>> Start PROVIDED ENTRIES
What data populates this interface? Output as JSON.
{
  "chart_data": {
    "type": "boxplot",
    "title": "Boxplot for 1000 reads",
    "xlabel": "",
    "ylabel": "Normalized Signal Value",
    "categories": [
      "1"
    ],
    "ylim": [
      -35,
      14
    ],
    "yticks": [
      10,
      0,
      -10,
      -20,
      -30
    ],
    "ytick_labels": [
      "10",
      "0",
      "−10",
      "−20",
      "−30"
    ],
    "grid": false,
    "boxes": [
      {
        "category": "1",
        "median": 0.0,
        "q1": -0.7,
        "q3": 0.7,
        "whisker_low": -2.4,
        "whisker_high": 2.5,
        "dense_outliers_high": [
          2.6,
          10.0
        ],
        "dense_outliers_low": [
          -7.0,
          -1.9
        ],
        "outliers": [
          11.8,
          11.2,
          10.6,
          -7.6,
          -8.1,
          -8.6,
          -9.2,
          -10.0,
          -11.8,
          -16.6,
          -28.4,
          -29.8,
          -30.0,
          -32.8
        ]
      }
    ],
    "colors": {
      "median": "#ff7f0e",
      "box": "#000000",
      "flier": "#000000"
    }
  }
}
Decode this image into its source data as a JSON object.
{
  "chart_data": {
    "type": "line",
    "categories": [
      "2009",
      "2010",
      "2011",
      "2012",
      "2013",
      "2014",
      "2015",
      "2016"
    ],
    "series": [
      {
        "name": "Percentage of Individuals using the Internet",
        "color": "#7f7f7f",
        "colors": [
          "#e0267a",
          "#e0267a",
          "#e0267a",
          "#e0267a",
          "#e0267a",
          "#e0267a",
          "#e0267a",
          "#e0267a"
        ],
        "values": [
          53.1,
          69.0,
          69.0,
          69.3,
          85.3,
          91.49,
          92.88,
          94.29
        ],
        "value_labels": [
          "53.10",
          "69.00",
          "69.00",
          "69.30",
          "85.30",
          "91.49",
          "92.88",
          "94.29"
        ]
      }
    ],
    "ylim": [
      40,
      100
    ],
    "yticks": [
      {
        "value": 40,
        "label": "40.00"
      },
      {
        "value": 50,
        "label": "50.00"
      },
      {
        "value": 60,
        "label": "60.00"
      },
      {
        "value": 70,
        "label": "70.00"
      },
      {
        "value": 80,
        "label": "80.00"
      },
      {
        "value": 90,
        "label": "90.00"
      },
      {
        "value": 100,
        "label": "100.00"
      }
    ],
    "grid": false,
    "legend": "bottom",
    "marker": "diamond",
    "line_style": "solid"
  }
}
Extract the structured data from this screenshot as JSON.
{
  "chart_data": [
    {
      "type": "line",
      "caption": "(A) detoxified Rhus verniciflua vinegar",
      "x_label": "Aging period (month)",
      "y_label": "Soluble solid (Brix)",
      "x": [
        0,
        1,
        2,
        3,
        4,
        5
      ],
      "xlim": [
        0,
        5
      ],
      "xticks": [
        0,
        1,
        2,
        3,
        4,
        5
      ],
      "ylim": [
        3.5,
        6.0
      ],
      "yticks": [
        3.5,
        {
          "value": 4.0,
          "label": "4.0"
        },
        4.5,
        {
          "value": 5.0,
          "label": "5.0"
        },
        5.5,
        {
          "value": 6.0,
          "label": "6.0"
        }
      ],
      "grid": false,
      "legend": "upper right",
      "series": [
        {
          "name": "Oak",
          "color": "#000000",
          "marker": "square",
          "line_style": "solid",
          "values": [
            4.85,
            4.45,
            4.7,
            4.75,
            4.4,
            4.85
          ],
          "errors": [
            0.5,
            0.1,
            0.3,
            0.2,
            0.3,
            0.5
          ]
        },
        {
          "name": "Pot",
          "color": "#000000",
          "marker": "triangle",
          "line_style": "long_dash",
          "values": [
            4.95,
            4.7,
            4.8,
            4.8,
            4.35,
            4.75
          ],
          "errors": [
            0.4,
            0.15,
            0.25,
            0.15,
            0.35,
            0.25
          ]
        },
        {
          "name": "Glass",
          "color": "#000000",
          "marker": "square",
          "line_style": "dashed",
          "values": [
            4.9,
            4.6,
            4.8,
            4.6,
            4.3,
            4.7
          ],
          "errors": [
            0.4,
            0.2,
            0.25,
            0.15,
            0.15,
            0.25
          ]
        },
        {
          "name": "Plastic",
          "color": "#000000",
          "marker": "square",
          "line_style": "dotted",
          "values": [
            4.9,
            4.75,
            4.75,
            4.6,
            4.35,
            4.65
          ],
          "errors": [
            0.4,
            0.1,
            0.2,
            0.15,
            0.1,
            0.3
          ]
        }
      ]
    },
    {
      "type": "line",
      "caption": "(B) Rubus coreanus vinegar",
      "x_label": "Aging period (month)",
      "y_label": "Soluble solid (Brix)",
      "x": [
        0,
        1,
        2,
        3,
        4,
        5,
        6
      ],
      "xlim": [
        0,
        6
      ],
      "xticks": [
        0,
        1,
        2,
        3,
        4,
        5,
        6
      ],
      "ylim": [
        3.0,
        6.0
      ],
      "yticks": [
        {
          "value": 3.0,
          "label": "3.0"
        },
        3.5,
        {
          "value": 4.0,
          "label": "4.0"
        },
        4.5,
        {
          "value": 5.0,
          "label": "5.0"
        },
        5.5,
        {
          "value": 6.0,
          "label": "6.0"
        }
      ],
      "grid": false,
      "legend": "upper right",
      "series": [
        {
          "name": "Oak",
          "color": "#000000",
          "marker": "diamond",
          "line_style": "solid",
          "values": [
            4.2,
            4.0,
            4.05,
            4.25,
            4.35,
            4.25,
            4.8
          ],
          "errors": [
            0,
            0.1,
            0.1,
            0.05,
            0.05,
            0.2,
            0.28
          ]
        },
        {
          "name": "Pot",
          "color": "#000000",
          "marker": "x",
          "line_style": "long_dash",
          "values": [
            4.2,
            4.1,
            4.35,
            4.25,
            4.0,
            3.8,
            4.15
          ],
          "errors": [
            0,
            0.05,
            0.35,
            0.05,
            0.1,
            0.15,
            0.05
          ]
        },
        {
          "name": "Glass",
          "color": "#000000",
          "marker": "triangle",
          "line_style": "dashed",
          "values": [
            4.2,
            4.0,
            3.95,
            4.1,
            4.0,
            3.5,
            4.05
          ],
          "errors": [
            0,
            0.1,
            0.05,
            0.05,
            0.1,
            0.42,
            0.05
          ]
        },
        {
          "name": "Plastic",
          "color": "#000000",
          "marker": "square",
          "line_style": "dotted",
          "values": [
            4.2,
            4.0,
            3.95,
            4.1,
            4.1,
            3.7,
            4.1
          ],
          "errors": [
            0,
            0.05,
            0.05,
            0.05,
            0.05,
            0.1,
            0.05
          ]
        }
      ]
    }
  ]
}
>> End PROVIDED ENTRIES
» TASK REQUIREMENTS
Please output the complete data exactly.

» EXERCISE ANSWER
What data populates this interface? Output as JSON.
{
  "chart_data": {
    "type": "boxplot",
    "title": "Boxplot for 1000 reads",
    "xlabel": "",
    "ylabel": "Normalized Signal Value",
    "categories": [
      "1"
    ],
    "ylim": [
      -35,
      14
    ],
    "yticks": [
      10,
      0,
      -10,
      -20,
      -30
    ],
    "ytick_labels": [
      "10",
      "0",
      "−10",
      "−20",
      "−30"
    ],
    "grid": false,
    "boxes": [
      {
        "category": "1",
        "median": 0.0,
        "q1": -0.7,
        "q3": 0.7,
        "whisker_low": -2.4,
        "whisker_high": 2.5,
        "dense_outliers_high": [
          2.6,
          10.0
        ],
        "dense_outliers_low": [
          -7.0,
          -1.9
        ],
        "outliers": [
          11.8,
          11.2,
          10.6,
          -7.6,
          -8.1,
          -8.6,
          -9.2,
          -10.0,
          -11.8,
          -16.6,
          -28.4,
          -29.8,
          -30.0,
          -32.8
        ]
      }
    ],
    "colors": {
      "median": "#ff7f0e",
      "box": "#000000",
      "flier": "#000000"
    }
  }
}
Decode this image into its source data as a JSON object.
{
  "chart_data": {
    "type": "line",
    "categories": [
      "2009",
      "2010",
      "2011",
      "2012",
      "2013",
      "2014",
      "2015",
      "2016"
    ],
    "series": [
      {
        "name": "Percentage of Individuals using the Internet",
        "color": "#7f7f7f",
        "colors": [
          "#e0267a",
          "#e0267a",
          "#e0267a",
          "#e0267a",
          "#e0267a",
          "#e0267a",
          "#e0267a",
          "#e0267a"
        ],
        "values": [
          53.1,
          69.0,
          69.0,
          69.3,
          85.3,
          91.49,
          92.88,
          94.29
        ],
        "value_labels": [
          "53.10",
          "69.00",
          "69.00",
          "69.30",
          "85.30",
          "91.49",
          "92.88",
          "94.29"
        ]
      }
    ],
    "ylim": [
      40,
      100
    ],
    "yticks": [
      {
        "value": 40,
        "label": "40.00"
      },
      {
        "value": 50,
        "label": "50.00"
      },
      {
        "value": 60,
        "label": "60.00"
      },
      {
        "value": 70,
        "label": "70.00"
      },
      {
        "value": 80,
        "label": "80.00"
      },
      {
        "value": 90,
        "label": "90.00"
      },
      {
        "value": 100,
        "label": "100.00"
      }
    ],
    "grid": false,
    "legend": "bottom",
    "marker": "diamond",
    "line_style": "solid"
  }
}
Extract the structured data from this screenshot as JSON.
{
  "chart_data": [
    {
      "type": "line",
      "caption": "(A) detoxified Rhus verniciflua vinegar",
      "x_label": "Aging period (month)",
      "y_label": "Soluble solid (Brix)",
      "x": [
        0,
        1,
        2,
        3,
        4,
        5
      ],
      "xlim": [
        0,
        5
      ],
      "xticks": [
        0,
        1,
        2,
        3,
        4,
        5
      ],
      "ylim": [
        3.5,
        6.0
      ],
      "yticks": [
        3.5,
        {
          "value": 4.0,
          "label": "4.0"
        },
        4.5,
        {
          "value": 5.0,
          "label": "5.0"
        },
        5.5,
        {
          "value": 6.0,
          "label": "6.0"
        }
      ],
      "grid": false,
      "legend": "upper right",
      "series": [
        {
          "name": "Oak",
          "color": "#000000",
          "marker": "square",
          "line_style": "solid",
          "values": [
            4.85,
            4.45,
            4.7,
            4.75,
            4.4,
            4.85
          ],
          "errors": [
            0.5,
            0.1,
            0.3,
            0.2,
            0.3,
            0.5
          ]
        },
        {
          "name": "Pot",
          "color": "#000000",
          "marker": "triangle",
          "line_style": "long_dash",
          "values": [
            4.95,
            4.7,
            4.8,
            4.8,
            4.35,
            4.75
          ],
          "errors": [
            0.4,
            0.15,
            0.25,
            0.15,
            0.35,
            0.25
          ]
        },
        {
          "name": "Glass",
          "color": "#000000",
          "marker": "square",
          "line_style": "dashed",
          "values": [
            4.9,
            4.6,
            4.8,
            4.6,
            4.3,
            4.7
          ],
          "errors": [
            0.4,
            0.2,
            0.25,
            0.15,
            0.15,
            0.25
          ]
        },
        {
          "name": "Plastic",
          "color": "#000000",
          "marker": "square",
          "line_style": "dotted",
          "values": [
            4.9,
            4.75,
            4.75,
            4.6,
            4.35,
            4.65
          ],
          "errors": [
            0.4,
            0.1,
            0.2,
            0.15,
            0.1,
            0.3
          ]
        }
      ]
    },
    {
      "type": "line",
      "caption": "(B) Rubus coreanus vinegar",
      "x_label": "Aging period (month)",
      "y_label": "Soluble solid (Brix)",
      "x": [
        0,
        1,
        2,
        3,
        4,
        5,
        6
      ],
      "xlim": [
        0,
        6
      ],
      "xticks": [
        0,
        1,
        2,
        3,
        4,
        5,
        6
      ],
      "ylim": [
        3.0,
        6.0
      ],
      "yticks": [
        {
          "value": 3.0,
          "label": "3.0"
        },
        3.5,
        {
          "value": 4.0,
          "label": "4.0"
        },
        4.5,
        {
          "value": 5.0,
          "label": "5.0"
        },
        5.5,
        {
          "value": 6.0,
          "label": "6.0"
        }
      ],
      "grid": false,
      "legend": "upper right",
      "series": [
        {
          "name": "Oak",
          "color": "#000000",
          "marker": "diamond",
          "line_style": "solid",
          "values": [
            4.2,
            4.0,
            4.05,
            4.25,
            4.35,
            4.25,
            4.8
          ],
          "errors": [
            0,
            0.1,
            0.1,
            0.05,
            0.05,
            0.2,
            0.28
          ]
        },
        {
          "name": "Pot",
          "color": "#000000",
          "marker": "x",
          "line_style": "long_dash",
          "values": [
            4.2,
            4.1,
            4.35,
            4.25,
            4.0,
            3.8,
            4.15
          ],
          "errors": [
            0,
            0.05,
            0.35,
            0.05,
            0.1,
            0.15,
            0.05
          ]
        },
        {
          "name": "Glass",
          "color": "#000000",
          "marker": "triangle",
          "line_style": "dashed",
          "values": [
            4.2,
            4.0,
            3.95,
            4.1,
            4.0,
            3.5,
            4.05
          ],
          "errors": [
            0,
            0.1,
            0.05,
            0.05,
            0.1,
            0.42,
            0.05
          ]
        },
        {
          "name": "Plastic",
          "color": "#000000",
          "marker": "square",
          "line_style": "dotted",
          "values": [
            4.2,
            4.0,
            3.95,
            4.1,
            4.1,
            3.7,
            4.1
          ],
          "errors": [
            0,
            0.05,
            0.05,
            0.05,
            0.05,
            0.1,
            0.05
          ]
        }
      ]
    }
  ]
}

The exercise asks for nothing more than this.